-- Start MATERIALS PROVIDED --
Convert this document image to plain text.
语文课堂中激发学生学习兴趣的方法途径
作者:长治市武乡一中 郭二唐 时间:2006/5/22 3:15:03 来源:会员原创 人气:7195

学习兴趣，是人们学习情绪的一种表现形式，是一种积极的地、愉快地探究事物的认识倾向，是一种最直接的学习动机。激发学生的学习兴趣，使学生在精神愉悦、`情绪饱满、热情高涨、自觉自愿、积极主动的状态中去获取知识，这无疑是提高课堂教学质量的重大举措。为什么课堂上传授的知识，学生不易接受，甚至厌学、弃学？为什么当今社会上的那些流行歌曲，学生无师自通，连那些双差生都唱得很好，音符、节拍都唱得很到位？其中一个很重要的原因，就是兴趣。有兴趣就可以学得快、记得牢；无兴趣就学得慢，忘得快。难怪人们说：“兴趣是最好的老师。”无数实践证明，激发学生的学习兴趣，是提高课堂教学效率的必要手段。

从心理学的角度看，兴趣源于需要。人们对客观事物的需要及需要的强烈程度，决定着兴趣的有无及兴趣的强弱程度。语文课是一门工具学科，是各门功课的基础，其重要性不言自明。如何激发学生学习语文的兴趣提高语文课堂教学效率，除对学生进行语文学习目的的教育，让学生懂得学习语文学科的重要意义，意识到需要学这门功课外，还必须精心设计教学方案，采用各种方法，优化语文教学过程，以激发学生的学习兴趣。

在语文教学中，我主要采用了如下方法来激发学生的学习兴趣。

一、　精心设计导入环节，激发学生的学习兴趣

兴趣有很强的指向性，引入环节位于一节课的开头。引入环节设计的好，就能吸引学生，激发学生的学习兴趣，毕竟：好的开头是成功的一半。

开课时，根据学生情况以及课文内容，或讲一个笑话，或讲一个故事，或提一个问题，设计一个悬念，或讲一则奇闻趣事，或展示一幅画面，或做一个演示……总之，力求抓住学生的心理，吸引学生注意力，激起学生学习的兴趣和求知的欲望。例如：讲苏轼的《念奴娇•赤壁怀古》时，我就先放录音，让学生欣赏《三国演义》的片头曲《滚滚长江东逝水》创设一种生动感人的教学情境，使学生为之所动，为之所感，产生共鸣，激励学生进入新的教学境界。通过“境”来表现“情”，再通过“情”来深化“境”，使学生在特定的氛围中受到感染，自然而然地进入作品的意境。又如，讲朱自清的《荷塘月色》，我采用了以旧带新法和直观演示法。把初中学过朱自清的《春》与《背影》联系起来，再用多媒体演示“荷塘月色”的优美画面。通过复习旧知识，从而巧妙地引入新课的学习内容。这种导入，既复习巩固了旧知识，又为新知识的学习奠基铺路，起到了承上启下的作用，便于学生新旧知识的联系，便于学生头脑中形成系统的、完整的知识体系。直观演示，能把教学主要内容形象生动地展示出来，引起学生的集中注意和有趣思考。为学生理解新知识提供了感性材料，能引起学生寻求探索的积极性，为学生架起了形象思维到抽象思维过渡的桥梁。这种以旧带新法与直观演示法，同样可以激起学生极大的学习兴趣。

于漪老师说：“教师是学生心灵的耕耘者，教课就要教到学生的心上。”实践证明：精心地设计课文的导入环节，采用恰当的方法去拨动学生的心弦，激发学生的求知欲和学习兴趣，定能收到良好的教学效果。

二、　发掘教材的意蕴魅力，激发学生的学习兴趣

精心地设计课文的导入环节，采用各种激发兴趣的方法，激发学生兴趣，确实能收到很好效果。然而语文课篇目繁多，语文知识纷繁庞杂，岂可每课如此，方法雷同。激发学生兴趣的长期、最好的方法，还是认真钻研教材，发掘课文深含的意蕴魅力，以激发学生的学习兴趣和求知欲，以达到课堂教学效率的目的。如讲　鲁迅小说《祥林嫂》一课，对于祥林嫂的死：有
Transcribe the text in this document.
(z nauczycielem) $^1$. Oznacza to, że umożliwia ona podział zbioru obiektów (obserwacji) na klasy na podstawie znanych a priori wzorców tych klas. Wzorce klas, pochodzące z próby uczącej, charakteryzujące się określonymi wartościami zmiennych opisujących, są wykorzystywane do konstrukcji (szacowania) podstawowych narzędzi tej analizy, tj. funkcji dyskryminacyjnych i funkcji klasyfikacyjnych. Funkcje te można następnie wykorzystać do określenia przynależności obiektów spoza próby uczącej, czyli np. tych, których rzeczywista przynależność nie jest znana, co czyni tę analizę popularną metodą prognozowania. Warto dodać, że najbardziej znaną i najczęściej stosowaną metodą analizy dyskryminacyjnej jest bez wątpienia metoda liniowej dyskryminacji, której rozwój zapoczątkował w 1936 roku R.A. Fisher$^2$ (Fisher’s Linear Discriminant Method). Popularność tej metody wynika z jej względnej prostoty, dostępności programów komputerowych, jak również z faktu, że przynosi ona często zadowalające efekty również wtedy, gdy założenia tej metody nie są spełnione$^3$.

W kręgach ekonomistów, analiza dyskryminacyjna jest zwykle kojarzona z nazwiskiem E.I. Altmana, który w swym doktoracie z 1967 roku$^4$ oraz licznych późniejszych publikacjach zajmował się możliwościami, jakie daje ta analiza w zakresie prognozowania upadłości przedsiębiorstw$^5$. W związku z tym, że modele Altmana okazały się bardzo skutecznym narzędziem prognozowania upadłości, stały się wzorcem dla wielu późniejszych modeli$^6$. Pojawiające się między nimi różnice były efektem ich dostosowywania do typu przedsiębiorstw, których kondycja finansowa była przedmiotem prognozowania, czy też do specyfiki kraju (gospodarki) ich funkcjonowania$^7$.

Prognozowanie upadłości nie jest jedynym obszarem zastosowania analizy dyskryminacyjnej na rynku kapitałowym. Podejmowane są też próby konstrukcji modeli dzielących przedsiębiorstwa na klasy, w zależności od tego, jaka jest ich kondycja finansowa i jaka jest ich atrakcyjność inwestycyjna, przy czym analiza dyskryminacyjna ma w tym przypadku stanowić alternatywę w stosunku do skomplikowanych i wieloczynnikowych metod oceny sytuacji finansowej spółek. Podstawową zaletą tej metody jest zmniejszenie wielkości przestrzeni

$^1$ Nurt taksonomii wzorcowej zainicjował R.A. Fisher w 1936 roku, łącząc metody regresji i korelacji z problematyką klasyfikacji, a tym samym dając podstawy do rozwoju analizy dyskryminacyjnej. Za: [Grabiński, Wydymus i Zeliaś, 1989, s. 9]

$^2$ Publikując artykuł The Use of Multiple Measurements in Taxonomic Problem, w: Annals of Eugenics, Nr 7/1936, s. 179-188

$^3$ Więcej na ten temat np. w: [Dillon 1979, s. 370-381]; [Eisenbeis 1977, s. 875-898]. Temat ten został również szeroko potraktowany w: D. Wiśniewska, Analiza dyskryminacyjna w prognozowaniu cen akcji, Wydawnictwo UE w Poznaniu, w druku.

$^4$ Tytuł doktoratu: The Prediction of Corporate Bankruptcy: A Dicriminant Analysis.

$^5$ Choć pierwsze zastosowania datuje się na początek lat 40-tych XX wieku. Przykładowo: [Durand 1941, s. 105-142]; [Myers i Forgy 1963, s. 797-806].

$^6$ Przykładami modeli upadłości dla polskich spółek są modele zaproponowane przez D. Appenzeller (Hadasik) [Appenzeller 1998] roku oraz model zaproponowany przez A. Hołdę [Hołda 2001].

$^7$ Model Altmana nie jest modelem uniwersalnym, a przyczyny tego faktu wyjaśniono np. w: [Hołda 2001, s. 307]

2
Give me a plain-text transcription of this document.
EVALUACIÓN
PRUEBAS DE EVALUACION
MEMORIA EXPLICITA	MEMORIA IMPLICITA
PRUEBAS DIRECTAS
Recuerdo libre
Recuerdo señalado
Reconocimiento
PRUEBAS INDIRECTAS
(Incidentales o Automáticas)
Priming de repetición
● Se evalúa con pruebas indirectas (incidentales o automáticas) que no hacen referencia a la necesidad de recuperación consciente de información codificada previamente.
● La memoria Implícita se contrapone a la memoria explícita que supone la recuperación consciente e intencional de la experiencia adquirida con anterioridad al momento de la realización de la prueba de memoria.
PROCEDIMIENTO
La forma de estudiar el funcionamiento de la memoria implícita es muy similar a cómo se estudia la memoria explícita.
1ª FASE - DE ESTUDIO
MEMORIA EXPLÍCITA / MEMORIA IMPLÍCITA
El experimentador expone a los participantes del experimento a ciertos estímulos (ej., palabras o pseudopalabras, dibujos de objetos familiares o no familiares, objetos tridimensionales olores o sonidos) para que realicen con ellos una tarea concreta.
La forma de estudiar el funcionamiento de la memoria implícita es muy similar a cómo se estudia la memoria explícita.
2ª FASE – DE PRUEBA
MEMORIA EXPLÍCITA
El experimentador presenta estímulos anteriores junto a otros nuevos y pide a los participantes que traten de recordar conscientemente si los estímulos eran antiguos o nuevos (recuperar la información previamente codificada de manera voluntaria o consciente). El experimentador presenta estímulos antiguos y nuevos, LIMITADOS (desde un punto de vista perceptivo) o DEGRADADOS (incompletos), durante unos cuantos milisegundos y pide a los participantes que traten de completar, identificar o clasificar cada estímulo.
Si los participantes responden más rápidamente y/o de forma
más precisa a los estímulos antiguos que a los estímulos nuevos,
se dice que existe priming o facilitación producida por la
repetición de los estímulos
-- End MATERIALS PROVIDED --
[OBJECTIVE]:
Find all lines with "recuperación" in them and copy each one.

[CORRECT ANSWER]:
● Se evalúa con pruebas indirectas (incidentales o automáticas) que no hacen referencia a la necesidad de recuperación consciente de información codificada previamente.
● La memoria Implícita se contrapone a la memoria explícita que supone la recuperación consciente e intencional de la experiencia adquirida con anterioridad al momento de la realización de la prueba de memoria.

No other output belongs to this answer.